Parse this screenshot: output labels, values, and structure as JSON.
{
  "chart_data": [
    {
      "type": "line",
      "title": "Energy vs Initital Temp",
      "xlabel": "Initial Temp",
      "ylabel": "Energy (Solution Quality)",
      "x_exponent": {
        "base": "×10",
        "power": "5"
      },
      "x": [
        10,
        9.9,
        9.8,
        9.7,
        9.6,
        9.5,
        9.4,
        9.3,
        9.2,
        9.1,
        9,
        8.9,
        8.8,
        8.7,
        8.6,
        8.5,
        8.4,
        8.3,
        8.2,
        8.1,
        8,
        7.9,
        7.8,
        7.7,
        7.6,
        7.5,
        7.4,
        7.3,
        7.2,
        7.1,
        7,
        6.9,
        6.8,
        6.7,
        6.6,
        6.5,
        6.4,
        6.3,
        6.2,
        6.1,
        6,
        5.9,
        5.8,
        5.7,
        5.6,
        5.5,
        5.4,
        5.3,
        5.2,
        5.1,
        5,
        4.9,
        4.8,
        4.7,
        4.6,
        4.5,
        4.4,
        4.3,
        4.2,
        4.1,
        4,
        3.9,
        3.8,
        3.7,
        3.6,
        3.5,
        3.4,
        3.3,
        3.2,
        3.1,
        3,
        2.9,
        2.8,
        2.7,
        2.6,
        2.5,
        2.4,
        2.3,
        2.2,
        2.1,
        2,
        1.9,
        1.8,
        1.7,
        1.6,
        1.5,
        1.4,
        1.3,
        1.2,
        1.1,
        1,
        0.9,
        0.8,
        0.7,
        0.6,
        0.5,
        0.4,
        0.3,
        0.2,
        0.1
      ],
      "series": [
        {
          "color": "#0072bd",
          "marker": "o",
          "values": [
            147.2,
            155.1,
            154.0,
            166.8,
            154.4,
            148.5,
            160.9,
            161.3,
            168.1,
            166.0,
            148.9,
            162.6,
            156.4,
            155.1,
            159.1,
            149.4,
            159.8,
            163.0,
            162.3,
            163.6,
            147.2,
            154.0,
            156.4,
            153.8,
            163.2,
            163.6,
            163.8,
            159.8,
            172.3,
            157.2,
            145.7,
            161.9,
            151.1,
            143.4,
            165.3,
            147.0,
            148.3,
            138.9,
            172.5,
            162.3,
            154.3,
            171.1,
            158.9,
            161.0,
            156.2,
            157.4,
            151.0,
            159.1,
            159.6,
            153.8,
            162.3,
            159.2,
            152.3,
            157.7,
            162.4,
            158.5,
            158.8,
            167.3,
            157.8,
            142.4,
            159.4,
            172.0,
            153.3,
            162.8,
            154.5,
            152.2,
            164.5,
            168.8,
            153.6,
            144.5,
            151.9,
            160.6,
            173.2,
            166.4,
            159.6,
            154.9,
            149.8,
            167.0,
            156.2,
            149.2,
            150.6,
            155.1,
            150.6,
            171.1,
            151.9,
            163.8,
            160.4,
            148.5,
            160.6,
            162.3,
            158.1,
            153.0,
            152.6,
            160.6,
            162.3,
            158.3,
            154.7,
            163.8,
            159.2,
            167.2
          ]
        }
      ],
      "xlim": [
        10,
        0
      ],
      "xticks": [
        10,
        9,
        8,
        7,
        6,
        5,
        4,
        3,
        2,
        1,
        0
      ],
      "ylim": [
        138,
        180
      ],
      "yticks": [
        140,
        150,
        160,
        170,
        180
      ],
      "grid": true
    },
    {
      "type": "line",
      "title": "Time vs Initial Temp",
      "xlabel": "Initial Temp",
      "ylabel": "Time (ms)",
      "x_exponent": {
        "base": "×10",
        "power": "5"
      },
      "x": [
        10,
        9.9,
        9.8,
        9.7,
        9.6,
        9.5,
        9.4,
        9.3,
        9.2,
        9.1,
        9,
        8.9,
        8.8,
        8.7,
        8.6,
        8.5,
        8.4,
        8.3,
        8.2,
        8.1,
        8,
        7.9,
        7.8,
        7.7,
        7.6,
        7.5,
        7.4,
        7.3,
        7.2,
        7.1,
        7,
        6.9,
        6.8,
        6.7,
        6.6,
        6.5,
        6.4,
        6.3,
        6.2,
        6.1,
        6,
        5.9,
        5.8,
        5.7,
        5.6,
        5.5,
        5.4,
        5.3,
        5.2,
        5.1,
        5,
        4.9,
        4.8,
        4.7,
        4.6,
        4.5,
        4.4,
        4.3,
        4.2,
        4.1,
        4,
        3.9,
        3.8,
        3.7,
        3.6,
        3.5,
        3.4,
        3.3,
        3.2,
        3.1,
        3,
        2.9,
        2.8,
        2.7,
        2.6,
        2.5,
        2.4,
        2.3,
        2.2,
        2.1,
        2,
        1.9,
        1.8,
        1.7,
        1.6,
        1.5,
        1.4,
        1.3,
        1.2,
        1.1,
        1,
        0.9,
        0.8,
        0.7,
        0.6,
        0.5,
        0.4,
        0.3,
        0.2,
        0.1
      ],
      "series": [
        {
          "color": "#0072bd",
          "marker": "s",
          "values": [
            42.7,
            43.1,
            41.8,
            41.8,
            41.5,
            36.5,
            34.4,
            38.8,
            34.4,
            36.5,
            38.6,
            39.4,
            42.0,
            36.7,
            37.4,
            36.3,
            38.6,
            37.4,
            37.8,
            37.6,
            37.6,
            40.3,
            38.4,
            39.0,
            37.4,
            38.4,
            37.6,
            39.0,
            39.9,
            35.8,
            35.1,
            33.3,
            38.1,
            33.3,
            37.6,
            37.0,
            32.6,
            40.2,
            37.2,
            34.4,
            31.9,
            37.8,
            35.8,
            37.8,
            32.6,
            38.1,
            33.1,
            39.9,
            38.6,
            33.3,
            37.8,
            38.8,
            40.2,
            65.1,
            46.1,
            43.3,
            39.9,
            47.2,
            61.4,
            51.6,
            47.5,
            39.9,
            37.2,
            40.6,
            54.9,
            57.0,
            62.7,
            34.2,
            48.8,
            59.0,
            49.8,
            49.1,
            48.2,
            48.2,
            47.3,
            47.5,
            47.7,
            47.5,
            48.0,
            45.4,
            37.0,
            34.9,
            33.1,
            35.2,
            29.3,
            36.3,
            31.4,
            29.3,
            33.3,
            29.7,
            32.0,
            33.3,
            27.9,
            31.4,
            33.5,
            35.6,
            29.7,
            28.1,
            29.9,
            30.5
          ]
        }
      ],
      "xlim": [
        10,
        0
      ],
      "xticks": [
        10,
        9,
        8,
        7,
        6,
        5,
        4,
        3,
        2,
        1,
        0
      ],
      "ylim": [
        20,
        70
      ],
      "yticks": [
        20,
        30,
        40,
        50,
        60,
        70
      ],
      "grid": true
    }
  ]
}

· · · · ·

→ **WHAT THE EXERCISE ASKS**: Pick out the lines above that hold the string "Energy" and show them.

→ **EXERCISE RESPONSE**:
      "title": "Energy vs Initital Temp",
      "ylabel": "Energy (Solution Quality)",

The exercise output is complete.